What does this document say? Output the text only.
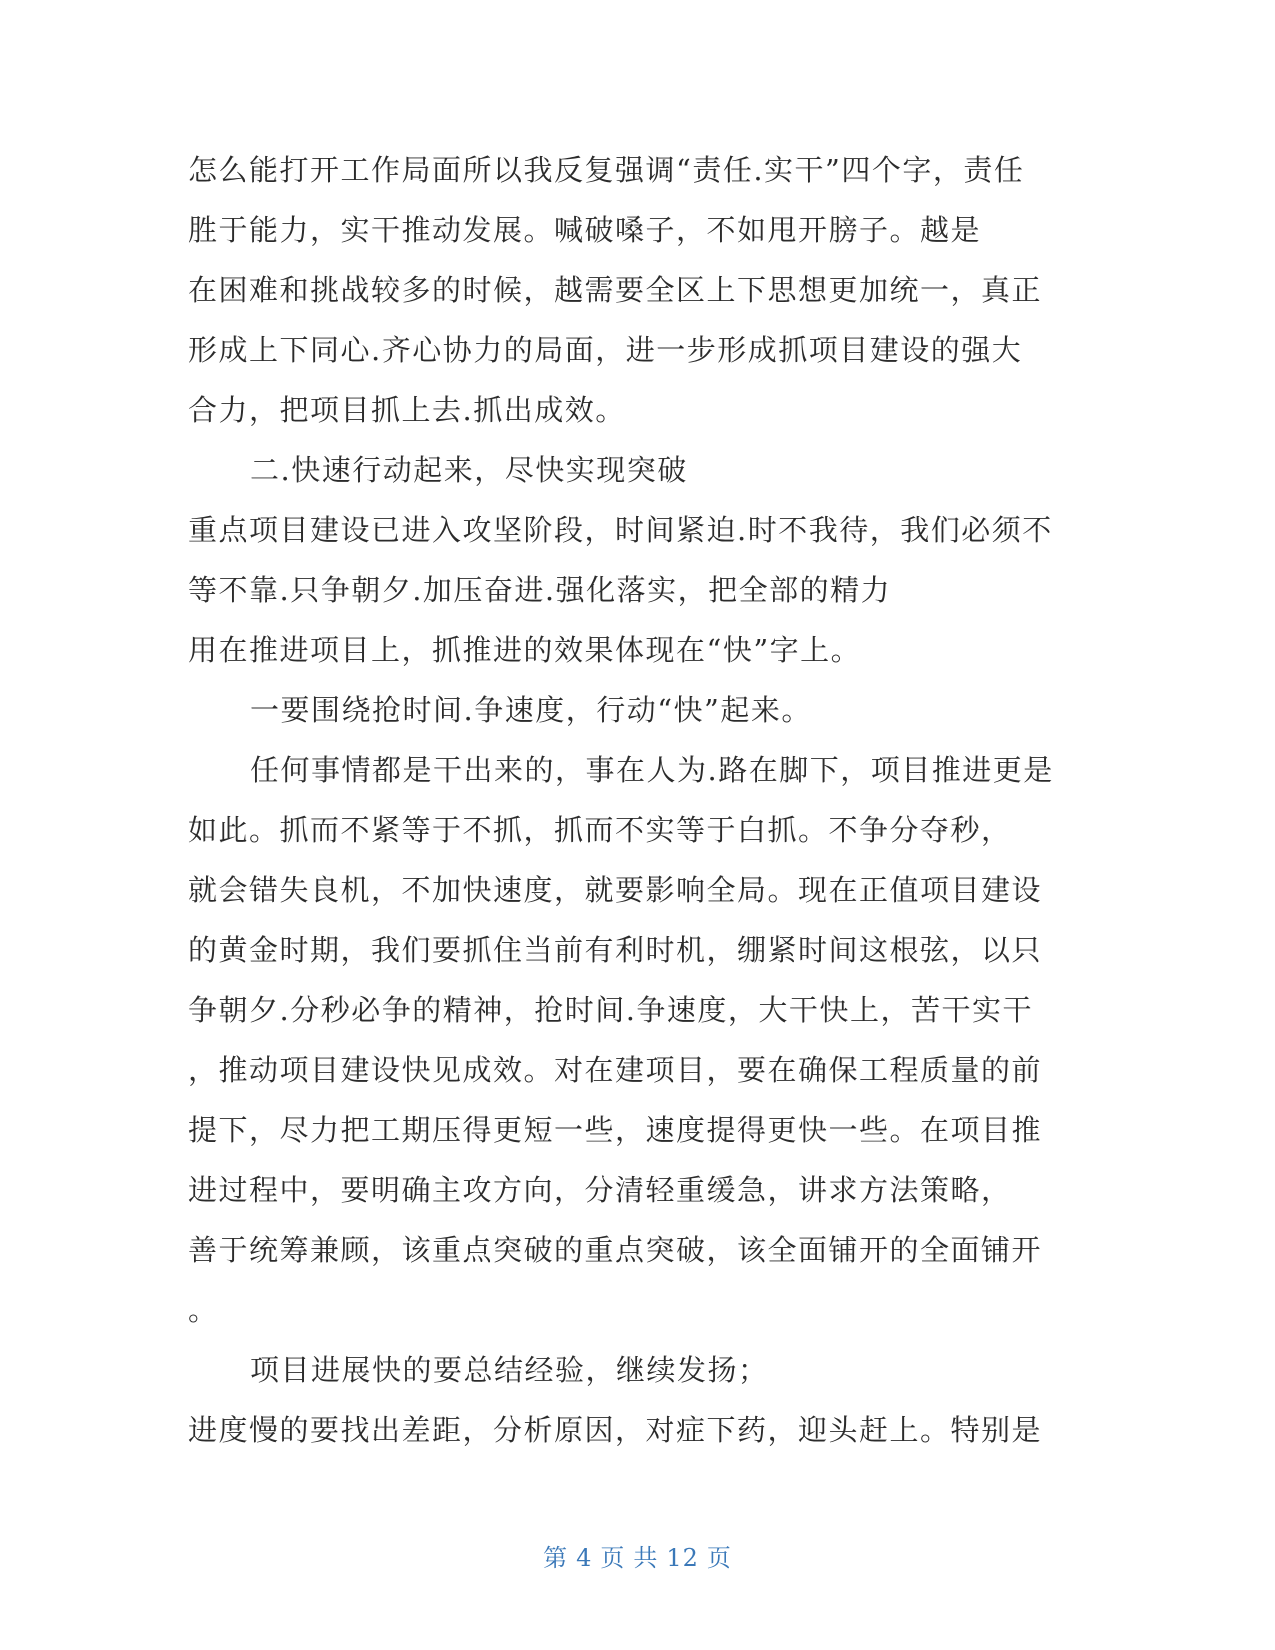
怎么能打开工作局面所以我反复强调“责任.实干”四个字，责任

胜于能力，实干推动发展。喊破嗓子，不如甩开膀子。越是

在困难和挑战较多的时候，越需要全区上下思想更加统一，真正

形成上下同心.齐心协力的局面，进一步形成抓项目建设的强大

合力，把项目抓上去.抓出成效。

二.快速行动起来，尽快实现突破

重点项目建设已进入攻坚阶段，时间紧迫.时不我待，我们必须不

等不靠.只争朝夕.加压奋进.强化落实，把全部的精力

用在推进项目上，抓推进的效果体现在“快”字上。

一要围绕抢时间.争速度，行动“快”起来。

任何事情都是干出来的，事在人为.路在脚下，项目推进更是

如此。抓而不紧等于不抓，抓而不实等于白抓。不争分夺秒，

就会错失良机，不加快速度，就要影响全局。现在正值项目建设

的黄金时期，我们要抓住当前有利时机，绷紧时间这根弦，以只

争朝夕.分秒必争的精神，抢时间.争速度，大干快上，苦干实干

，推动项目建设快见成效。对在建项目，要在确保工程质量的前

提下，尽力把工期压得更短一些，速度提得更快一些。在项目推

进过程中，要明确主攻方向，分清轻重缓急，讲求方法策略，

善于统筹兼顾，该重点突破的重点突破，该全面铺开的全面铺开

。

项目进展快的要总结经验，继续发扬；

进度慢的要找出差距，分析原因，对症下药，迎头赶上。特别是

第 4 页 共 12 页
* * *
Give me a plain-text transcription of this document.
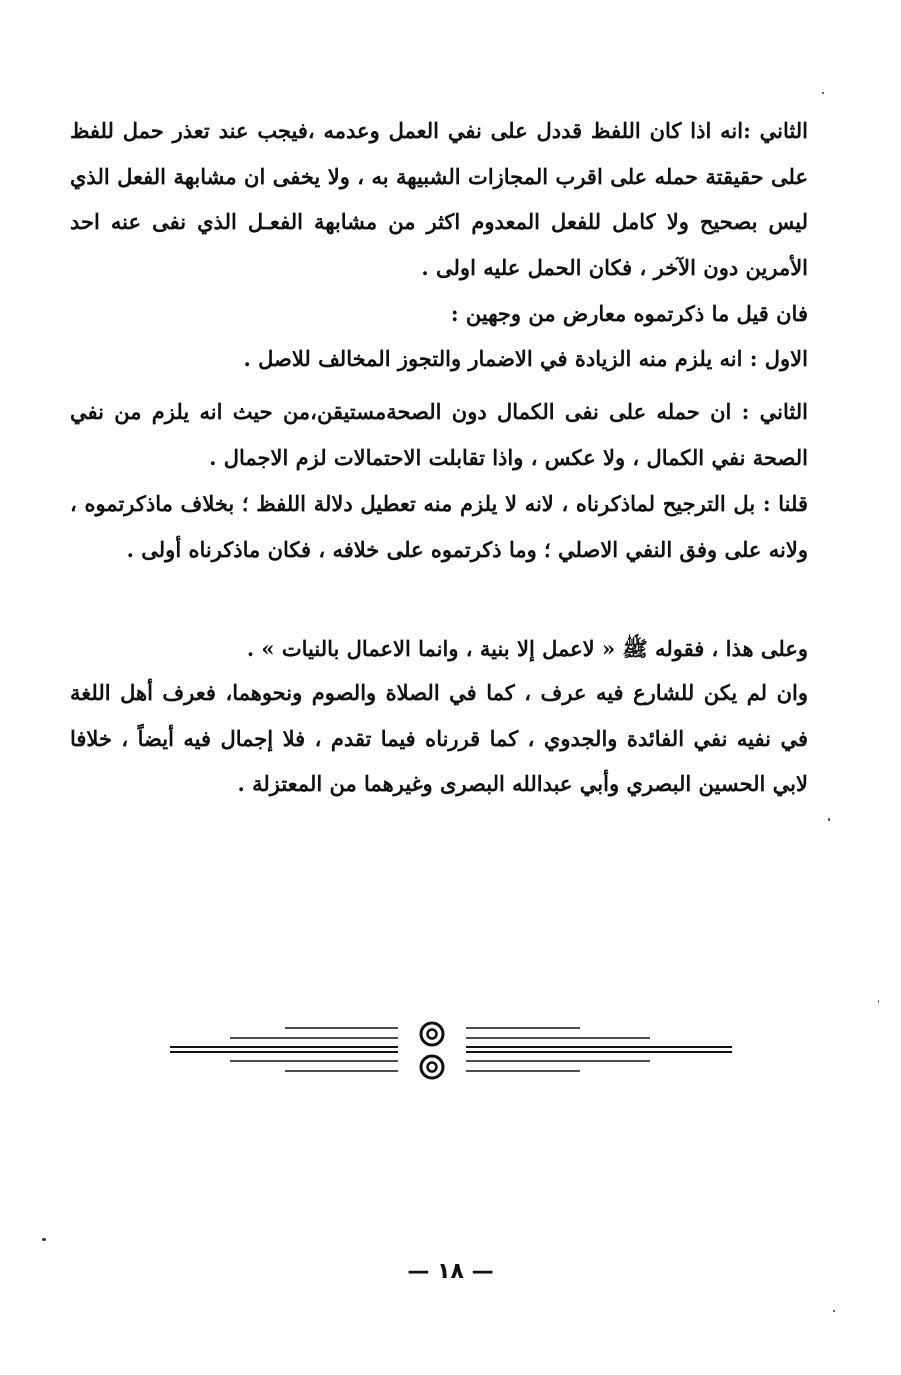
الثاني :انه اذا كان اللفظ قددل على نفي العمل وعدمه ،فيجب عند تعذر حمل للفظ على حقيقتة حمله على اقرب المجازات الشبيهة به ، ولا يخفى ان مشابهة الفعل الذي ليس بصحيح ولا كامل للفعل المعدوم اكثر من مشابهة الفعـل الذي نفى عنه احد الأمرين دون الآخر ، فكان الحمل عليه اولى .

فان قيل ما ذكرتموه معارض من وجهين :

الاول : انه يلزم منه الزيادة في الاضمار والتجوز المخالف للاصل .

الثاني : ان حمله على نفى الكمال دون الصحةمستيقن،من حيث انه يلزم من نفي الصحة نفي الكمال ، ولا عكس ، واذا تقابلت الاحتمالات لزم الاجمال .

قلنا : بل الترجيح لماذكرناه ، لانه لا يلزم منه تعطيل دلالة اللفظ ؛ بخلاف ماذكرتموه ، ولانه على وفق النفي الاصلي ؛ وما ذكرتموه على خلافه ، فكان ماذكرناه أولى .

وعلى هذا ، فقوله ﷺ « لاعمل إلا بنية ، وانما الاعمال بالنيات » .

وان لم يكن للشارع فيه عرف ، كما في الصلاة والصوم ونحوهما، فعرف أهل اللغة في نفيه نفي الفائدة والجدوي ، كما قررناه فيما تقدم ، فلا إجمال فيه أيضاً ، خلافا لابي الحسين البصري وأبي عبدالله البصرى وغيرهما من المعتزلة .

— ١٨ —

» WRITTEN REQUEST
Filter the data for the string "this" and copy every line that has it.

» EXPECTED ANSWER
What does this document say? Output the text only.
Give me a plain-text transcription of this document.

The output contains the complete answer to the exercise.